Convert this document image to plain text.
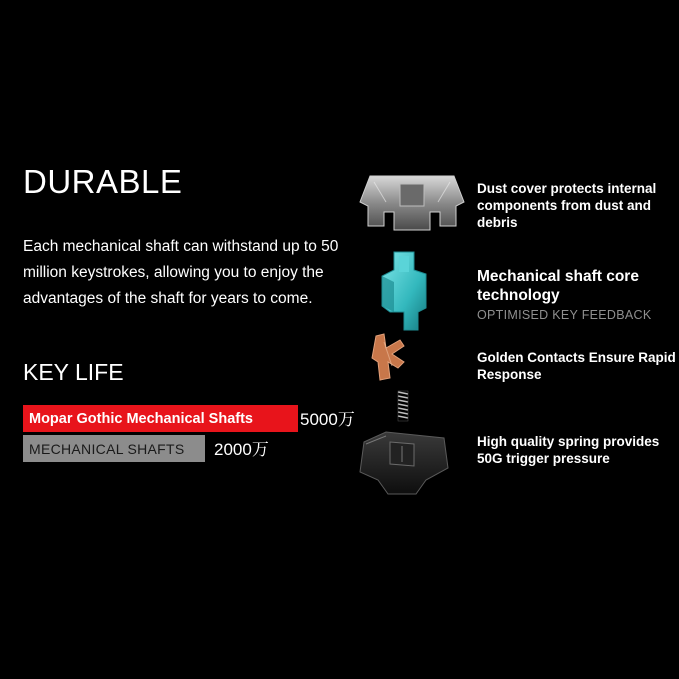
DURABLE
Each mechanical shaft can withstand up to 50 million keystrokes, allowing you to enjoy the advantages of the shaft for years to come.
KEY LIFE
Mopar Gothic Mechanical Shafts	5000万
MECHANICAL SHAFTS 2000万
Dust cover protects internal components from dust and debris
Mechanical shaft core technology
OPTIMISED KEY FEEDBACK
Golden Contacts Ensure Rapid Response
High quality spring provides 50G trigger pressure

****

CHALLENGE: Copy the records exactly as they appear, excluding images.

TASK RESULT:
Convert this document image to plain text.
DURABLE
Each mechanical shaft can withstand up to 50 million keystrokes, allowing you to enjoy the advantages of the shaft for years to come.
KEY LIFE
Mopar Gothic Mechanical Shafts	5000万
MECHANICAL SHAFTS 2000万
Dust cover protects internal components from dust and debris
Mechanical shaft core technology
OPTIMISED KEY FEEDBACK
Golden Contacts Ensure Rapid Response
High quality spring provides 50G trigger pressure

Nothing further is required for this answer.